Saved data entries
::::
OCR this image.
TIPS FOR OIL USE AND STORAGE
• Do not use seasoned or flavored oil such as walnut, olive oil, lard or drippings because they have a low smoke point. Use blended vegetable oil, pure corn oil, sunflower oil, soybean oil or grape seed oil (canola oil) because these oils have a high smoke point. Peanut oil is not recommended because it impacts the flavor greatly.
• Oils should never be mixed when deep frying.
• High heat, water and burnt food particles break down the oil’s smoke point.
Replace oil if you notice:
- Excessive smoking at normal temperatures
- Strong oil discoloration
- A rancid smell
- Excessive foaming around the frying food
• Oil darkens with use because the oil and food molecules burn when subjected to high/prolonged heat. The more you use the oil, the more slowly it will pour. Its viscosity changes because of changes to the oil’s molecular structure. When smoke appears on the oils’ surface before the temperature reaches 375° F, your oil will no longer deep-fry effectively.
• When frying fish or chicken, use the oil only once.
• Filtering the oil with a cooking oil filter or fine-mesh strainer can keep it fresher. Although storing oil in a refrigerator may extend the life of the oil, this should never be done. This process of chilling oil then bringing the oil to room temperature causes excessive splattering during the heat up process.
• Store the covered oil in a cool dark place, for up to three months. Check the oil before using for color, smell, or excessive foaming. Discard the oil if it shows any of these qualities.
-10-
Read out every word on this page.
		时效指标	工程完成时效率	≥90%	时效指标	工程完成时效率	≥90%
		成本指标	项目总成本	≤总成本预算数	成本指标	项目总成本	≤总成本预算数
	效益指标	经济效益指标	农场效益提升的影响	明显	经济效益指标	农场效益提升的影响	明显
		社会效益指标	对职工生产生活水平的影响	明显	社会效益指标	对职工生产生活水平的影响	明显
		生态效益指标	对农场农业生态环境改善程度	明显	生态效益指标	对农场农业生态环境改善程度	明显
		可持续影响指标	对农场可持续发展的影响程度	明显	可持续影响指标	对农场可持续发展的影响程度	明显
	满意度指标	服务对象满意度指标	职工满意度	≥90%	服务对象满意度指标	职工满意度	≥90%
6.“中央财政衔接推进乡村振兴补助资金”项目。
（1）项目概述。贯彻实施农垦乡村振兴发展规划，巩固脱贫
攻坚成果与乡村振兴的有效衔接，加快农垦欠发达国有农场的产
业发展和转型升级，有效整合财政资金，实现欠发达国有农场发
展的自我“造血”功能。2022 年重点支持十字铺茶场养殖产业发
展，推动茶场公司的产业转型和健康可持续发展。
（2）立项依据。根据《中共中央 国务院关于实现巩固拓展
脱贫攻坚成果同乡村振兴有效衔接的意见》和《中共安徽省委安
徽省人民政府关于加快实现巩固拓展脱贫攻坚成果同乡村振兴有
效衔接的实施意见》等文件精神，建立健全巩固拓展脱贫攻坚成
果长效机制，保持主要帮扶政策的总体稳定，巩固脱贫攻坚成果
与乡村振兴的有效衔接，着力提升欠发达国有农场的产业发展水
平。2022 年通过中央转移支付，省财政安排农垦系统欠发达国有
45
::::
■ Problem statement ■
Which lines hold the string "with"? Copy all of them from the data above.

■ Output ■
• Oil darkens with use because the oil and food molecules burn when subjected to high/prolonged heat. The more you use the oil, the more slowly it will pour. Its viscosity changes because of changes to the oil’s molecular structure. When smoke appears on the oils’ surface before the temperature reaches 375° F, your oil will no longer deep-fry effectively.
• Filtering the oil with a cooking oil filter or fine-mesh strainer can keep it fresher. Although storing oil in a refrigerator may extend the life of the oil, this should never be done. This process of chilling oil then bringing the oil to room temperature causes excessive splattering during the heat up process.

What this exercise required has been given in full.